[Source data]
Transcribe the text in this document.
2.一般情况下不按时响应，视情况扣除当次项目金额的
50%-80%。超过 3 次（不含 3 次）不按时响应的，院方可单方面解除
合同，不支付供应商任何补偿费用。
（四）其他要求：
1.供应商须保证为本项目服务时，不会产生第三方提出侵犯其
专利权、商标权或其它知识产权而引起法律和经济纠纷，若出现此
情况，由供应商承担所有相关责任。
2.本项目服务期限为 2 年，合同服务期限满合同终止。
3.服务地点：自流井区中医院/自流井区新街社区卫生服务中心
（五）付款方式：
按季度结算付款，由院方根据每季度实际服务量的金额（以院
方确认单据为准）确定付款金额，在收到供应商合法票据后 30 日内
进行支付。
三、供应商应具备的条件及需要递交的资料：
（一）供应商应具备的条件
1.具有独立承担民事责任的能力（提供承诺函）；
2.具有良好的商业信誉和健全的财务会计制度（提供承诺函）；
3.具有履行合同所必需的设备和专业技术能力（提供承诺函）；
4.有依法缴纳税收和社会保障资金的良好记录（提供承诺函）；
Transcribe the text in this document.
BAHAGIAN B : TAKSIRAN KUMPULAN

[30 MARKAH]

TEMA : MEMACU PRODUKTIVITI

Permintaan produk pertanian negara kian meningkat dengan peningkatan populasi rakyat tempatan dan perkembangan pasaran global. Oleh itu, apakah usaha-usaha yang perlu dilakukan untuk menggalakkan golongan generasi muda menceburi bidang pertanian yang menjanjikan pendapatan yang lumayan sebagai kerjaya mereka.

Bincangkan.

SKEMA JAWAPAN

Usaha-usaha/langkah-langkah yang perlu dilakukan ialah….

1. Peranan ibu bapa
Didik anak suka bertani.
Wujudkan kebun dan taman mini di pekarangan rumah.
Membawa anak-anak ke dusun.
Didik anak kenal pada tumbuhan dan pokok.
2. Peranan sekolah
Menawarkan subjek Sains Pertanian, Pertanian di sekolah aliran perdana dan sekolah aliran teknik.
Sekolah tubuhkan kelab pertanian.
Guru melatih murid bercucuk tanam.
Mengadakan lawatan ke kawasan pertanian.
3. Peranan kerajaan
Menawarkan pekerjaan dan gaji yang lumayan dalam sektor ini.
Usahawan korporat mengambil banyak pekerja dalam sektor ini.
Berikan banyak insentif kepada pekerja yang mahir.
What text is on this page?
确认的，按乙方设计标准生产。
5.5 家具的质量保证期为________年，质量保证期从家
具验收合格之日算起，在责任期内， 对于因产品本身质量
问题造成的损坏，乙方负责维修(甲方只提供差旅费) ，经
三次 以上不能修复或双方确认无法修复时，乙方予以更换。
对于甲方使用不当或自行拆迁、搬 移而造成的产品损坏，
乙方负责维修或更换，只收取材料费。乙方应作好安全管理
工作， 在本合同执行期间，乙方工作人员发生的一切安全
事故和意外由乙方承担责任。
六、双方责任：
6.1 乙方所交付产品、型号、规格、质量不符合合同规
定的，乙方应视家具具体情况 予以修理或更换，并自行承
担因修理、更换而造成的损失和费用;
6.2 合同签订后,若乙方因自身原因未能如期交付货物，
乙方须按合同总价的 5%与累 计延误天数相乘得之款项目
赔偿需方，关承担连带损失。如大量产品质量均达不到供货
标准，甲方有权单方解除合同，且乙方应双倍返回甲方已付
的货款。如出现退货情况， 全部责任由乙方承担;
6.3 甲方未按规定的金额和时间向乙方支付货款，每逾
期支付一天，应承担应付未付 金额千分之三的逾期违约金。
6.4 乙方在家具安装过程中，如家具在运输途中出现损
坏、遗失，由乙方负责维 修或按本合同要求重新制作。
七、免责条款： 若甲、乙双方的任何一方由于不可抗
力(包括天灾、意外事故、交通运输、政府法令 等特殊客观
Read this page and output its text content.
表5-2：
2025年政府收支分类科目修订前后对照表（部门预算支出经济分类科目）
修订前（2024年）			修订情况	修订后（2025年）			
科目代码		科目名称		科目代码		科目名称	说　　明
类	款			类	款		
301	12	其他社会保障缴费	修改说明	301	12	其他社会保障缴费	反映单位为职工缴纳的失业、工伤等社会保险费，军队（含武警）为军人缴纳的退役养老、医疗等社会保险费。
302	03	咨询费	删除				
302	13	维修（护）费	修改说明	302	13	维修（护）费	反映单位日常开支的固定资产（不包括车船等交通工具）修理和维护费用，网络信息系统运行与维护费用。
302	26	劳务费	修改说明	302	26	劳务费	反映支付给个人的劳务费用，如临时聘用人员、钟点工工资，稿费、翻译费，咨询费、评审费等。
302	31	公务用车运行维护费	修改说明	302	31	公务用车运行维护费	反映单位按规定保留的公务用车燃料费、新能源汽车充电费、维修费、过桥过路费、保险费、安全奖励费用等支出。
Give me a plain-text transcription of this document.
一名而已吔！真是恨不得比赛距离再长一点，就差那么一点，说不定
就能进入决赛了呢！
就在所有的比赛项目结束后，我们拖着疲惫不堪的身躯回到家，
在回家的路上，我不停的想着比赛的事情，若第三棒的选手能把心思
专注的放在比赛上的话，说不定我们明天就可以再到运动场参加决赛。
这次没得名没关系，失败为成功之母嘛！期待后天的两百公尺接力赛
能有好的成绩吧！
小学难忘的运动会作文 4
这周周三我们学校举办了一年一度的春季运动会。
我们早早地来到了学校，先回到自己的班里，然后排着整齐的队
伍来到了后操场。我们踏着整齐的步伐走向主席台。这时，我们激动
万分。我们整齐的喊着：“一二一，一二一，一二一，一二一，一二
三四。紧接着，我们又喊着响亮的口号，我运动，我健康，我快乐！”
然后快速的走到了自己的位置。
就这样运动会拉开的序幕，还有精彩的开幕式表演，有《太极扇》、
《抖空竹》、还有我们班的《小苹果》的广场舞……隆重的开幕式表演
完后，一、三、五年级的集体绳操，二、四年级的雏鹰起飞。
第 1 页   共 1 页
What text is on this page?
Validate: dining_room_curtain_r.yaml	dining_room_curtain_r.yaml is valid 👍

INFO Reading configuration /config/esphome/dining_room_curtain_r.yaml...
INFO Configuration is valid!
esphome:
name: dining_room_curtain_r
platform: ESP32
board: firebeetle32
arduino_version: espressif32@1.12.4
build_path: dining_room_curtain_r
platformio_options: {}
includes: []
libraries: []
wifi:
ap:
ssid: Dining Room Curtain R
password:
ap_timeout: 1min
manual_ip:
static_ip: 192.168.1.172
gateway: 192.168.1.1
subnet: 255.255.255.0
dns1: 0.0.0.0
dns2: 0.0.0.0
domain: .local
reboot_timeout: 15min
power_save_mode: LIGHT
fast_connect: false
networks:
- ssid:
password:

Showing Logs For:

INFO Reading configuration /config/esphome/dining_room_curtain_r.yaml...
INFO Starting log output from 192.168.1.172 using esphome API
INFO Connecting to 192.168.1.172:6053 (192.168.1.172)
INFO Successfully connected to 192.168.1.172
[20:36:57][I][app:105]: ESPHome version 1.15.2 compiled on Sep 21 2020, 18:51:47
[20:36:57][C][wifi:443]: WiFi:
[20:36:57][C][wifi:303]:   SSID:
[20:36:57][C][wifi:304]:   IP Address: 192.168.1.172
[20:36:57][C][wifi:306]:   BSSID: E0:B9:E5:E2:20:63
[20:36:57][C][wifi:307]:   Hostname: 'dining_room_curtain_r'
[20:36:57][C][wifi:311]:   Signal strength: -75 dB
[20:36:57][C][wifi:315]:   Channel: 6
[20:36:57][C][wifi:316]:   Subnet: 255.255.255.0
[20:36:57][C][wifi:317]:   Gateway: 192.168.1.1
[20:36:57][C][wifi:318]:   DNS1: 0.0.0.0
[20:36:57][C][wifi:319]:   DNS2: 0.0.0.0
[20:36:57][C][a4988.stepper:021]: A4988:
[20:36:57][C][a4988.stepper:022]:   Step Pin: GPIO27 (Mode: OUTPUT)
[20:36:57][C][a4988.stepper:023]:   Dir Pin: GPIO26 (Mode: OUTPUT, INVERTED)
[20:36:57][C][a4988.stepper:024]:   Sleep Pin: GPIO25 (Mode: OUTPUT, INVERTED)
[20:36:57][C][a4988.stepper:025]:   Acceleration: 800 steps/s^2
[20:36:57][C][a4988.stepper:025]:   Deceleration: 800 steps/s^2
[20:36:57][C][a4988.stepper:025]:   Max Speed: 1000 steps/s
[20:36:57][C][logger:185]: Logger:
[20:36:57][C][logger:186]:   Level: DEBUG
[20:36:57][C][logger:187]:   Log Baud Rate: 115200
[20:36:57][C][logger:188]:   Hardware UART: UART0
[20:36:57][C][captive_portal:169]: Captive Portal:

» **Task**
Going through the data above, count the lines where the string "steps" appears, and answer with only that number.

» **Task solution**
3